++++ Material supplied ++++

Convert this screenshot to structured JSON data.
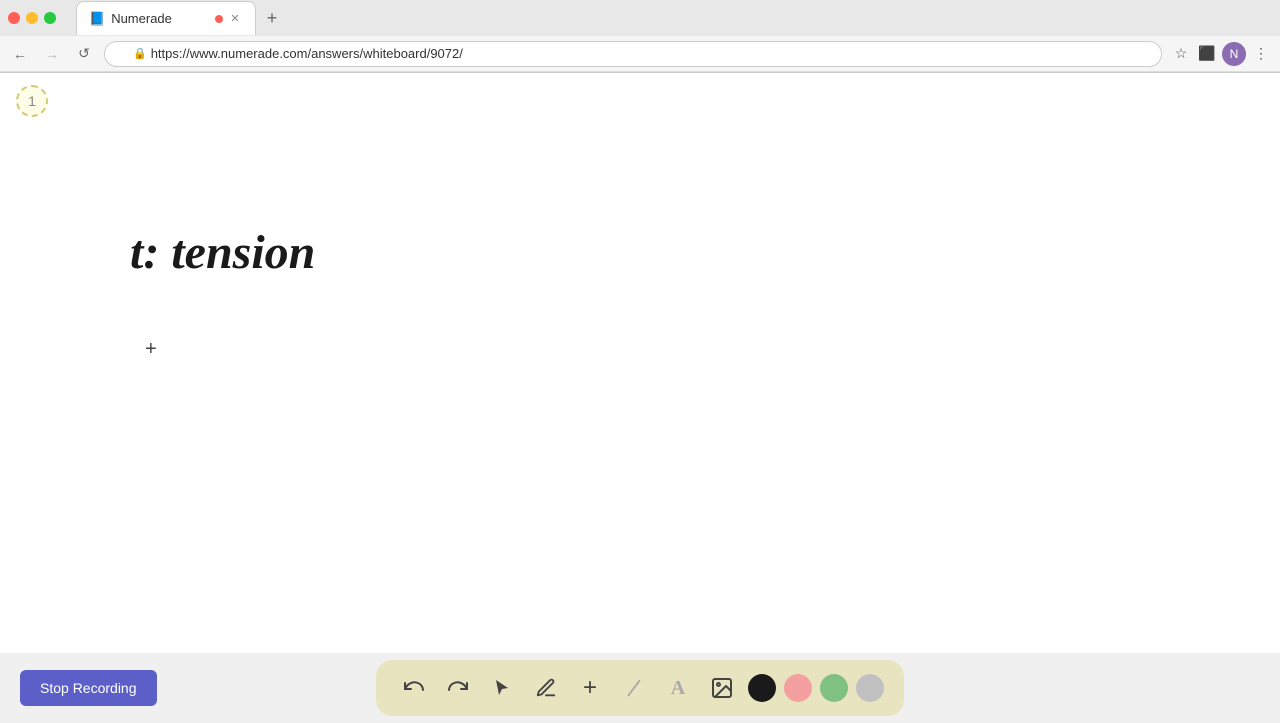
{
  "browser": {
    "window_controls": {
      "close_color": "#ff5f56",
      "min_color": "#ffbd2e",
      "max_color": "#27c93f"
    },
    "tab": {
      "title": "Numerade",
      "favicon": "📘",
      "close_indicator": "●"
    },
    "new_tab_label": "+",
    "address_bar": {
      "url": "https://www.numerade.com/answers/whiteboard/9072/",
      "lock_icon": "🔒"
    },
    "nav": {
      "back": "←",
      "forward": "→",
      "refresh": "↺"
    }
  },
  "whiteboard": {
    "page_number": "1",
    "content_text": "t:  tension",
    "cursor": "+"
  },
  "toolbar": {
    "stop_recording_label": "Stop Recording",
    "tools": [
      {
        "name": "undo",
        "icon": "↺",
        "label": "Undo"
      },
      {
        "name": "redo",
        "icon": "↻",
        "label": "Redo"
      },
      {
        "name": "select",
        "icon": "▲",
        "label": "Select"
      },
      {
        "name": "pen",
        "icon": "✏️",
        "label": "Pen"
      },
      {
        "name": "add",
        "icon": "+",
        "label": "Add"
      },
      {
        "name": "eraser",
        "icon": "/",
        "label": "Eraser"
      },
      {
        "name": "text",
        "icon": "A",
        "label": "Text"
      },
      {
        "name": "image",
        "icon": "🖼",
        "label": "Image"
      }
    ],
    "colors": [
      {
        "name": "black",
        "value": "#1a1a1a"
      },
      {
        "name": "pink",
        "value": "#f4a0a0"
      },
      {
        "name": "green",
        "value": "#80c080"
      },
      {
        "name": "gray",
        "value": "#c0c0c0"
      }
    ]
  }
}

++++

__What the task asks__. Restate each line of the records exactly; pictures do not belong in the copy.

__Result of the task__.
Convert this screenshot to structured JSON data.
{
  "browser": {
    "window_controls": {
      "close_color": "#ff5f56",
      "min_color": "#ffbd2e",
      "max_color": "#27c93f"
    },
    "tab": {
      "title": "Numerade",
      "favicon": "📘",
      "close_indicator": "●"
    },
    "new_tab_label": "+",
    "address_bar": {
      "url": "https://www.numerade.com/answers/whiteboard/9072/",
      "lock_icon": "🔒"
    },
    "nav": {
      "back": "←",
      "forward": "→",
      "refresh": "↺"
    }
  },
  "whiteboard": {
    "page_number": "1",
    "content_text": "t:  tension",
    "cursor": "+"
  },
  "toolbar": {
    "stop_recording_label": "Stop Recording",
    "tools": [
      {
        "name": "undo",
        "icon": "↺",
        "label": "Undo"
      },
      {
        "name": "redo",
        "icon": "↻",
        "label": "Redo"
      },
      {
        "name": "select",
        "icon": "▲",
        "label": "Select"
      },
      {
        "name": "pen",
        "icon": "✏️",
        "label": "Pen"
      },
      {
        "name": "add",
        "icon": "+",
        "label": "Add"
      },
      {
        "name": "eraser",
        "icon": "/",
        "label": "Eraser"
      },
      {
        "name": "text",
        "icon": "A",
        "label": "Text"
      },
      {
        "name": "image",
        "icon": "🖼",
        "label": "Image"
      }
    ],
    "colors": [
      {
        "name": "black",
        "value": "#1a1a1a"
      },
      {
        "name": "pink",
        "value": "#f4a0a0"
      },
      {
        "name": "green",
        "value": "#80c080"
      },
      {
        "name": "gray",
        "value": "#c0c0c0"
      }
    ]
  }
}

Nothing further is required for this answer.